◆ **TASK GOAL**:
Exactly reproduce the lines from the line containing "Output a JSON" to the end of the data below, inclusive, and nothing else.

◆ **DATASET EXTRACT**:
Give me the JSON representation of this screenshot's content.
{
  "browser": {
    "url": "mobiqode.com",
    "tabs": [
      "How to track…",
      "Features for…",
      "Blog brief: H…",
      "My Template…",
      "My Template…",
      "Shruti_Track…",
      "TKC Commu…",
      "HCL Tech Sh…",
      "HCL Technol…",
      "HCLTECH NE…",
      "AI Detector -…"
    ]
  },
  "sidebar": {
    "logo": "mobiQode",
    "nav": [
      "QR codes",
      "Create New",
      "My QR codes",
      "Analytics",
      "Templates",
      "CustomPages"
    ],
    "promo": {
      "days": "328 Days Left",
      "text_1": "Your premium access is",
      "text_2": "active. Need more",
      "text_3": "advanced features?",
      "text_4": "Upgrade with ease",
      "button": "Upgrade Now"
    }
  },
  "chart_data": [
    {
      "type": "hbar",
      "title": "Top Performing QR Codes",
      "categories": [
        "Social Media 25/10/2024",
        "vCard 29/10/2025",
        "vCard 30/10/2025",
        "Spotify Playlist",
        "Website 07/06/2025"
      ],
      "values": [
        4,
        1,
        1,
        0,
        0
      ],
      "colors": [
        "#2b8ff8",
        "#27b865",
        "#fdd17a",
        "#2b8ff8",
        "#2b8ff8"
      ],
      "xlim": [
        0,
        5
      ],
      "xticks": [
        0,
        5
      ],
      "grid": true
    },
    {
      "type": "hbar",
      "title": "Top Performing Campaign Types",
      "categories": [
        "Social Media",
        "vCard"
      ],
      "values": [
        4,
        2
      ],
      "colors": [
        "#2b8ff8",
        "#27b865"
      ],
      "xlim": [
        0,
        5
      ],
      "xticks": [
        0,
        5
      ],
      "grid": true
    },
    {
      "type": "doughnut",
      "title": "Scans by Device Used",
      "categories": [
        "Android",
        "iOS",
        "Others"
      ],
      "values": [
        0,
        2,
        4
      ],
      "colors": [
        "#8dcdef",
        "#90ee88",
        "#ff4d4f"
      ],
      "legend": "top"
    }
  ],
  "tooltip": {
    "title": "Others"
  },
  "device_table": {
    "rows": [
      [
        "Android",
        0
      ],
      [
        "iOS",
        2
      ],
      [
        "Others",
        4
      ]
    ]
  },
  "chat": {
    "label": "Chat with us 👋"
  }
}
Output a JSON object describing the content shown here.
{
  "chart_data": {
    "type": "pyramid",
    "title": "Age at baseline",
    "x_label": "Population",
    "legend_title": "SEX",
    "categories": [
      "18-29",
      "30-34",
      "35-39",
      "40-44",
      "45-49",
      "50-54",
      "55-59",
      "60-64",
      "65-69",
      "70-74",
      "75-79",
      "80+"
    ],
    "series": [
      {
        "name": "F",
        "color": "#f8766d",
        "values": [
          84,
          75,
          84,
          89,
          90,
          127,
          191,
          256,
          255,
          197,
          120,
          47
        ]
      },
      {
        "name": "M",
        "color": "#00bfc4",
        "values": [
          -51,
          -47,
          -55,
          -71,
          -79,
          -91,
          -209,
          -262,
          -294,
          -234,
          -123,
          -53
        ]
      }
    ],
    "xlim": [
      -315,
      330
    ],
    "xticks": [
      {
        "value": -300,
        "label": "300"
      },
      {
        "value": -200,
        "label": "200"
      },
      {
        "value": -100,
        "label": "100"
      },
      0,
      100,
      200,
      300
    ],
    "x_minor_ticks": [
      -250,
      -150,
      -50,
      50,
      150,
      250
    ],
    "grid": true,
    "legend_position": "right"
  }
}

◆ **RESPONSE TO THE TASK**:
Output a JSON object describing the content shown here.
{
  "chart_data": {
    "type": "pyramid",
    "title": "Age at baseline",
    "x_label": "Population",
    "legend_title": "SEX",
    "categories": [
      "18-29",
      "30-34",
      "35-39",
      "40-44",
      "45-49",
      "50-54",
      "55-59",
      "60-64",
      "65-69",
      "70-74",
      "75-79",
      "80+"
    ],
    "series": [
      {
        "name": "F",
        "color": "#f8766d",
        "values": [
          84,
          75,
          84,
          89,
          90,
          127,
          191,
          256,
          255,
          197,
          120,
          47
        ]
      },
      {
        "name": "M",
        "color": "#00bfc4",
        "values": [
          -51,
          -47,
          -55,
          -71,
          -79,
          -91,
          -209,
          -262,
          -294,
          -234,
          -123,
          -53
        ]
      }
    ],
    "xlim": [
      -315,
      330
    ],
    "xticks": [
      {
        "value": -300,
        "label": "300"
      },
      {
        "value": -200,
        "label": "200"
      },
      {
        "value": -100,
        "label": "100"
      },
      0,
      100,
      200,
      300
    ],
    "x_minor_ticks": [
      -250,
      -150,
      -50,
      50,
      150,
      250
    ],
    "grid": true,
    "legend_position": "right"
  }
}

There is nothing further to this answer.